## Start
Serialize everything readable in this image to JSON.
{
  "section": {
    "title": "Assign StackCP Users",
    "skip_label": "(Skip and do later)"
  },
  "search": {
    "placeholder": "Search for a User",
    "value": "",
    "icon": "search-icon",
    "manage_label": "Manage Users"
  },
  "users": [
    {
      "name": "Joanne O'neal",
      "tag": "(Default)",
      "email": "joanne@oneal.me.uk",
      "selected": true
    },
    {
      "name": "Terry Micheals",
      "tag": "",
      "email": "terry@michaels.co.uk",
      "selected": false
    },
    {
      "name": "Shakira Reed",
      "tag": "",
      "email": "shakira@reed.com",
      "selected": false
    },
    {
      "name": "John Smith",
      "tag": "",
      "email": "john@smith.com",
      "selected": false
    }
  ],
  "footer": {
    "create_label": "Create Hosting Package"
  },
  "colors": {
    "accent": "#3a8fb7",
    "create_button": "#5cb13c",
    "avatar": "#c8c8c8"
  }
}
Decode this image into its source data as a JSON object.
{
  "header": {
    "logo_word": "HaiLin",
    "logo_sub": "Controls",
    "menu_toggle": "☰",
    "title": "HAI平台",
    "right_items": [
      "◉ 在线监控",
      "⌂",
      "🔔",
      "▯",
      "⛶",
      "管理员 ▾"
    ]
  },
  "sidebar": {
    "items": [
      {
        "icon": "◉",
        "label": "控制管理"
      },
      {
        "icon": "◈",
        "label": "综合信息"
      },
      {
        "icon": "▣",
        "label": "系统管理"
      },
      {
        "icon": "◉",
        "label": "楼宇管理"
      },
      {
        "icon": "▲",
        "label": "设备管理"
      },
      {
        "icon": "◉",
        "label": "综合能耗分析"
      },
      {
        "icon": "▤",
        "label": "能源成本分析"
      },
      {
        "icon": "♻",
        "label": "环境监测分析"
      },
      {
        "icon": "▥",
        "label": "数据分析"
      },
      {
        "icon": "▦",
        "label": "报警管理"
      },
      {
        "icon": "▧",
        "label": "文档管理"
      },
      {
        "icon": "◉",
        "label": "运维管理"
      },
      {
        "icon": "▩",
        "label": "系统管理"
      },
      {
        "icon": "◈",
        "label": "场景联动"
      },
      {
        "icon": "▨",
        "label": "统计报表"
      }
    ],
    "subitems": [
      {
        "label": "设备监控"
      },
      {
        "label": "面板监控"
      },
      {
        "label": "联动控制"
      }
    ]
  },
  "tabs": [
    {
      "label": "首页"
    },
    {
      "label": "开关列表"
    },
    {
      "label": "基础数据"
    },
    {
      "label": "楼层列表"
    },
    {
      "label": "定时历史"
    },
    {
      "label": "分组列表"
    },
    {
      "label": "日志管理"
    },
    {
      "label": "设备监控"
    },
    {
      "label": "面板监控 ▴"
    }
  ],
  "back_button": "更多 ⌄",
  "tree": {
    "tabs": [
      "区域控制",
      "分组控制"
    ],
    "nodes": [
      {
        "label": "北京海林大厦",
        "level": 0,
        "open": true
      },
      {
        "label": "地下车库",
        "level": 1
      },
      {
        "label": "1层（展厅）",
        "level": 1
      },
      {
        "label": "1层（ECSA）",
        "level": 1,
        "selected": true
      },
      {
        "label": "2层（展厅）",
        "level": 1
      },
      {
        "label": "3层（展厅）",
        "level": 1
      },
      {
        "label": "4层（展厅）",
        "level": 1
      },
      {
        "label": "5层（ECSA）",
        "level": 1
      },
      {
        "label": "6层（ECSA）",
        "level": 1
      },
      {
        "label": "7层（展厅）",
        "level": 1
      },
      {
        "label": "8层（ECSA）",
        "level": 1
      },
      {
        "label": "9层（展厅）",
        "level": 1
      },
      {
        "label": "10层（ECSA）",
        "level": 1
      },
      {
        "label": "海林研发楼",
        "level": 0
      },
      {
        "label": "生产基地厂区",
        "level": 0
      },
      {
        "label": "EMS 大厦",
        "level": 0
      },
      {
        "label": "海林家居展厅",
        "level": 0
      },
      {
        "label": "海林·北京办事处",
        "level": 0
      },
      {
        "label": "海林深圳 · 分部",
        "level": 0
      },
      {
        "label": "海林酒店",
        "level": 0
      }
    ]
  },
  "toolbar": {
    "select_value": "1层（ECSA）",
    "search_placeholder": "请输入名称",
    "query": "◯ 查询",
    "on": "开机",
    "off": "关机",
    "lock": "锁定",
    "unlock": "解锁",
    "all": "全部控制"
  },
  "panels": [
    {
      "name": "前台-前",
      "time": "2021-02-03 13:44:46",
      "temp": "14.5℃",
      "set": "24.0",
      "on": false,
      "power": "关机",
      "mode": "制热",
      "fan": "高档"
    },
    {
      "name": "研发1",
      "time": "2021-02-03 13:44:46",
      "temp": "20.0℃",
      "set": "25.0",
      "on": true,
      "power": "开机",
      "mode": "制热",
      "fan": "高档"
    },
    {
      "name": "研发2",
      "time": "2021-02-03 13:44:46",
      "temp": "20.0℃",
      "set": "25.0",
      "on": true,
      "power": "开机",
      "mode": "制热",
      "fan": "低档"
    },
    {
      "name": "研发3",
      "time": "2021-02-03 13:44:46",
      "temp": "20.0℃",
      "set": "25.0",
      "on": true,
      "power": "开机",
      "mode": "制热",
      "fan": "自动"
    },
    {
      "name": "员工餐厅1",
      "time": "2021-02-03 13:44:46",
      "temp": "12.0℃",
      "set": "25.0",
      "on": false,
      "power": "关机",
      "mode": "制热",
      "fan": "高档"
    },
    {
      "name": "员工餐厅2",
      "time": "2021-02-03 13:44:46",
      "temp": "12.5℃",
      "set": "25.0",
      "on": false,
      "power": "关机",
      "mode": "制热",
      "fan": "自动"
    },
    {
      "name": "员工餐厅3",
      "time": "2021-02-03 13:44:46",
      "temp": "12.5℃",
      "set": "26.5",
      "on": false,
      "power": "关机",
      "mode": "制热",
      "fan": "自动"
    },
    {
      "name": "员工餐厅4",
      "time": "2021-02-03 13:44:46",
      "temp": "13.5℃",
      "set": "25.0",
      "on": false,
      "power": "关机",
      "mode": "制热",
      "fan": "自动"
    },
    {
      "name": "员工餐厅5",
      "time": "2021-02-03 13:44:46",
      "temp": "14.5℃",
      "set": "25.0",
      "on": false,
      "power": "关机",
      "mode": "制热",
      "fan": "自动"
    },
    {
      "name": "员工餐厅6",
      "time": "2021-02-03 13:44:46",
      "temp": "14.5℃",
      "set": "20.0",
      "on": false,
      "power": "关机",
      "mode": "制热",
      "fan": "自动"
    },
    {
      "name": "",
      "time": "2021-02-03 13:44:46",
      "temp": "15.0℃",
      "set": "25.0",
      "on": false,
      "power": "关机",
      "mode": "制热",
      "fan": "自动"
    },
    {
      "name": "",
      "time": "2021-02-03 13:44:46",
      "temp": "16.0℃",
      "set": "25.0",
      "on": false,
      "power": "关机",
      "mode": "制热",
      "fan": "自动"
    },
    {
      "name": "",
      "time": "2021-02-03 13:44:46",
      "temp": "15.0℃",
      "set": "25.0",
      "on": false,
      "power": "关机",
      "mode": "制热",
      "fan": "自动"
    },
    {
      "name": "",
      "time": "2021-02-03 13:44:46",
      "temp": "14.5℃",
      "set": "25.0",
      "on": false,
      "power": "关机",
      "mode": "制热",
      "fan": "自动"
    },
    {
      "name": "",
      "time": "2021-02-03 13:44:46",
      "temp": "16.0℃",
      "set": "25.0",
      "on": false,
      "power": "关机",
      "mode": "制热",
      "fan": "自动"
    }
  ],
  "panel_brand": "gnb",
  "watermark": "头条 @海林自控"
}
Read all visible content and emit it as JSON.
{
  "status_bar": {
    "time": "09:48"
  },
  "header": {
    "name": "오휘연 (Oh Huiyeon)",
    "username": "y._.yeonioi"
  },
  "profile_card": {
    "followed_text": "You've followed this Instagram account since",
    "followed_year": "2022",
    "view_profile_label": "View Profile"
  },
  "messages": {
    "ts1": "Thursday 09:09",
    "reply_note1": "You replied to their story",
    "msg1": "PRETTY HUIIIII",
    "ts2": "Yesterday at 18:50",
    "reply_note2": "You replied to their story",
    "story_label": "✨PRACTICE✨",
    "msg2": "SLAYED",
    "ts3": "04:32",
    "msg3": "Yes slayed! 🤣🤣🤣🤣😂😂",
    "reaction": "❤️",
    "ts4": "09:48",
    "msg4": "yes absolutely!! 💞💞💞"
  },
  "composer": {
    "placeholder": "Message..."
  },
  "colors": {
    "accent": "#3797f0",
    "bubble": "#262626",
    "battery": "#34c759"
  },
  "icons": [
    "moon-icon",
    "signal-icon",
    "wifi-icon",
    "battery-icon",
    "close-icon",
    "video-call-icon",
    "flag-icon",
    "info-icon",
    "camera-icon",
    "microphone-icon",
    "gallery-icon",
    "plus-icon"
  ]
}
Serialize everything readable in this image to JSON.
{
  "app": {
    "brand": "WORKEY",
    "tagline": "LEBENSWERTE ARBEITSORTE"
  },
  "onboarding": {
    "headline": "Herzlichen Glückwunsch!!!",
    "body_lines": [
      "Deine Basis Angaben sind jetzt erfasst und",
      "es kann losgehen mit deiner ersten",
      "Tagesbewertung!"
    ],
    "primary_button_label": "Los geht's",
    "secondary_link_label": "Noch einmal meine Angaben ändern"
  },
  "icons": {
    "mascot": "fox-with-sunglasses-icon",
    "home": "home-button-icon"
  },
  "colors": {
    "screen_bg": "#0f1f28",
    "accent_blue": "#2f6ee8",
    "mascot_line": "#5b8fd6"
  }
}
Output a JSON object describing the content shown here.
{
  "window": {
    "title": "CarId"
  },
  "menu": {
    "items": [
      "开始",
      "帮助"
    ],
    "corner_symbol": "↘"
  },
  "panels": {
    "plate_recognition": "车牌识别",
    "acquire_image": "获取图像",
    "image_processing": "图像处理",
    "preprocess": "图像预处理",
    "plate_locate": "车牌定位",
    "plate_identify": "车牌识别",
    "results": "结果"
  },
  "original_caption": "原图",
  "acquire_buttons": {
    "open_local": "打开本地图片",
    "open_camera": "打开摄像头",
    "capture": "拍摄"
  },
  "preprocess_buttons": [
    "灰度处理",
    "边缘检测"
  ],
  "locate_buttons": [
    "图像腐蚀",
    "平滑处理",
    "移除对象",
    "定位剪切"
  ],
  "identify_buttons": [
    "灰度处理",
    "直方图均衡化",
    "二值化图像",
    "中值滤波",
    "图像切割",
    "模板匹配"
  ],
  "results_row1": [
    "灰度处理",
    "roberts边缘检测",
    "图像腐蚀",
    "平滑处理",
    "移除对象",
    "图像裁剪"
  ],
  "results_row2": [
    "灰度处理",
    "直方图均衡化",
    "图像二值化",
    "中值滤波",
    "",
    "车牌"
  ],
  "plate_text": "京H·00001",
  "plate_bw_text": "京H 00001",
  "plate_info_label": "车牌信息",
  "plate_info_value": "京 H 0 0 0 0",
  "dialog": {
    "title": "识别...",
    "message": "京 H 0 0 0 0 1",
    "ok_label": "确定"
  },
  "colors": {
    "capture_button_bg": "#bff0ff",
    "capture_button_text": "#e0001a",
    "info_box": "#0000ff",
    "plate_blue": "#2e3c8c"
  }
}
## End
**DIRECTIONS**
Copy out all lines from the material above that contain the string "车牌识别".

**RESULT**
    "plate_recognition": "车牌识别",
    "plate_identify": "车牌识别",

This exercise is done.